Stored dataset items
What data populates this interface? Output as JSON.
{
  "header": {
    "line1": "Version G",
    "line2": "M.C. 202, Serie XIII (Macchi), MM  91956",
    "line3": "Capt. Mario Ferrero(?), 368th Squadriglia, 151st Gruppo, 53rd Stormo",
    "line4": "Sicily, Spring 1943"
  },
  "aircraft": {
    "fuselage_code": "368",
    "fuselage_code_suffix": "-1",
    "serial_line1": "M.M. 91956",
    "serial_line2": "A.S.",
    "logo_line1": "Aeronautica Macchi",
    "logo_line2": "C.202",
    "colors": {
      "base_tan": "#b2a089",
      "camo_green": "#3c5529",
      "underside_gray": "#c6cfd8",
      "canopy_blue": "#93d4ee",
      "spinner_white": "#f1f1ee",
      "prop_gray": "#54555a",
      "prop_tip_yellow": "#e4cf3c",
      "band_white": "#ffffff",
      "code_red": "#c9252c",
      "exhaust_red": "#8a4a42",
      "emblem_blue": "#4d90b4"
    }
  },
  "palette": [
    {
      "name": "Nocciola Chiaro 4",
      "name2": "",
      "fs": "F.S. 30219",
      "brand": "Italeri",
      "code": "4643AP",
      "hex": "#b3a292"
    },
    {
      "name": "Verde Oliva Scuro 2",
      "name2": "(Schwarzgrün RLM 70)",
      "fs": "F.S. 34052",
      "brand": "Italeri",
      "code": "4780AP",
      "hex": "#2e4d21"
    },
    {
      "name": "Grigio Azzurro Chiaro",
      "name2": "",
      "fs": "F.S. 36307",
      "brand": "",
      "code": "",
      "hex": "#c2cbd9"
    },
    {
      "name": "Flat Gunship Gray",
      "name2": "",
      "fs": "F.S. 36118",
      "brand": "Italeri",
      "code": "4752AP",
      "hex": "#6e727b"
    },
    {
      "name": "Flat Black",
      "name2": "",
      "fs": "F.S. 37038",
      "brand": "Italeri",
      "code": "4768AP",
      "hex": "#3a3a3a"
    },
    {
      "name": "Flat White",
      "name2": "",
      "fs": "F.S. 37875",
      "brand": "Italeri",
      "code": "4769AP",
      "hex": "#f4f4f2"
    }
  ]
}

## WRITTEN PROBLEM
Working from the entries above, return all lines that contain "Chiaro".

## EXERCISE ANSWER
      "name": "Nocciola Chiaro 4",
      "name": "Grigio Azzurro Chiaro",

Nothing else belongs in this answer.